● **Requirement**: Below are records to be output exactly, every one of them.

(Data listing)
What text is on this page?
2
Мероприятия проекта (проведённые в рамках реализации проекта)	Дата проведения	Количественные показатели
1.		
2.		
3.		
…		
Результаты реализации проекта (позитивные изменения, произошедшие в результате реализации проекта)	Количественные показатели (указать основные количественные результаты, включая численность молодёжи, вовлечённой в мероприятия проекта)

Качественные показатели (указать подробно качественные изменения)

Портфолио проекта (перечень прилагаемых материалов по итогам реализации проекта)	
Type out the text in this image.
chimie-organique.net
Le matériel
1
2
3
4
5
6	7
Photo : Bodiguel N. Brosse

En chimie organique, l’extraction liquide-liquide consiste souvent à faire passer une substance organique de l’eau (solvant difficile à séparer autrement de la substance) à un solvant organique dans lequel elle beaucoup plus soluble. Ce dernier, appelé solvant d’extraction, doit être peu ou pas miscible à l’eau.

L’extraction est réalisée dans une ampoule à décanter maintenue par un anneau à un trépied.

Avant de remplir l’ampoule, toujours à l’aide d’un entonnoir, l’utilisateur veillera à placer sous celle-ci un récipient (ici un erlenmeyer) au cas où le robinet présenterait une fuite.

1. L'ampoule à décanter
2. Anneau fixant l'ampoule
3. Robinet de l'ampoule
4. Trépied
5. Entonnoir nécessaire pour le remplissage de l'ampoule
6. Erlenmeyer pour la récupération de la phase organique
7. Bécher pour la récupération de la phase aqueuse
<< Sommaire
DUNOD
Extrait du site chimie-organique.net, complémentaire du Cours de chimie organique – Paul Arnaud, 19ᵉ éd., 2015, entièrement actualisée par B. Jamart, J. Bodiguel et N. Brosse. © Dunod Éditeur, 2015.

● **Task output**:
What text is on this page?
2
Мероприятия проекта (проведённые в рамках реализации проекта)	Дата проведения	Количественные показатели
1.		
2.		
3.		
…		
Результаты реализации проекта (позитивные изменения, произошедшие в результате реализации проекта)	Количественные показатели (указать основные количественные результаты, включая численность молодёжи, вовлечённой в мероприятия проекта)

Качественные показатели (указать подробно качественные изменения)

Портфолио проекта (перечень прилагаемых материалов по итогам реализации проекта)	
Type out the text in this image.
chimie-organique.net
Le matériel
1
2
3
4
5
6	7
Photo : Bodiguel N. Brosse

En chimie organique, l’extraction liquide-liquide consiste souvent à faire passer une substance organique de l’eau (solvant difficile à séparer autrement de la substance) à un solvant organique dans lequel elle beaucoup plus soluble. Ce dernier, appelé solvant d’extraction, doit être peu ou pas miscible à l’eau.

L’extraction est réalisée dans une ampoule à décanter maintenue par un anneau à un trépied.

Avant de remplir l’ampoule, toujours à l’aide d’un entonnoir, l’utilisateur veillera à placer sous celle-ci un récipient (ici un erlenmeyer) au cas où le robinet présenterait une fuite.

1. L'ampoule à décanter
2. Anneau fixant l'ampoule
3. Robinet de l'ampoule
4. Trépied
5. Entonnoir nécessaire pour le remplissage de l'ampoule
6. Erlenmeyer pour la récupération de la phase organique
7. Bécher pour la récupération de la phase aqueuse
<< Sommaire
DUNOD
Extrait du site chimie-organique.net, complémentaire du Cours de chimie organique – Paul Arnaud, 19ᵉ éd., 2015, entièrement actualisée par B. Jamart, J. Bodiguel et N. Brosse. © Dunod Éditeur, 2015.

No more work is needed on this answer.